__The task__
Find every line below that contains the word "name" and copy it out.

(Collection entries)

>> Start

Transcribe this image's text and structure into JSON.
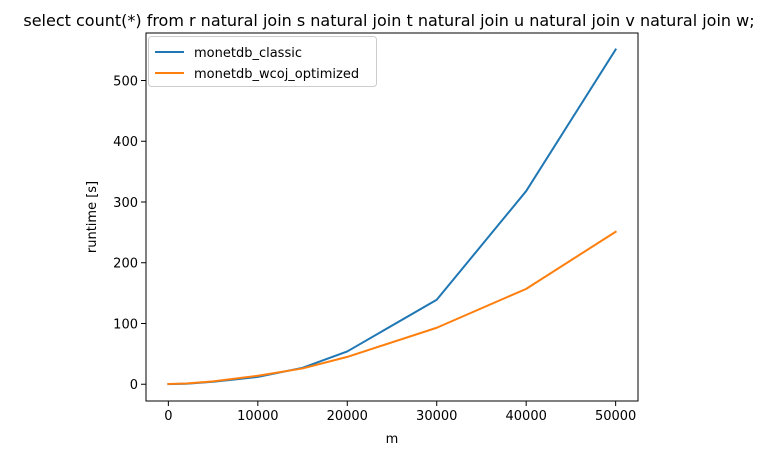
{
  "chart_data": {
    "type": "line",
    "title": "select count(*) from r natural join s natural join t natural join u natural join v natural join w;",
    "xlabel": "m",
    "ylabel": "runtime [s]",
    "xlim": [
      -2500,
      52500
    ],
    "ylim": [
      -27.6,
      578.2
    ],
    "xticks": [
      0,
      10000,
      20000,
      30000,
      40000,
      50000
    ],
    "yticks": [
      0,
      100,
      200,
      300,
      400,
      500
    ],
    "grid": false,
    "legend_position": "upper-left",
    "series": [
      {
        "name": "monetdb_classic",
        "color": "#1f77b4",
        "x": [
          0,
          2000,
          5000,
          10000,
          15000,
          20000,
          30000,
          40000,
          50000
        ],
        "y": [
          0.2,
          0.8,
          4.0,
          12.0,
          27.0,
          54.0,
          139.0,
          318.0,
          551.0
        ]
      },
      {
        "name": "monetdb_wcoj_optimized",
        "color": "#ff7f0e",
        "x": [
          0,
          2000,
          5000,
          10000,
          15000,
          20000,
          30000,
          40000,
          50000
        ],
        "y": [
          0.4,
          1.2,
          4.8,
          14.0,
          26.0,
          45.0,
          93.0,
          157.0,
          251.0
        ]
      }
    ]
  }
}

>> End

__Correct result__
        "name": "monetdb_classic",
        "name": "monetdb_wcoj_optimized",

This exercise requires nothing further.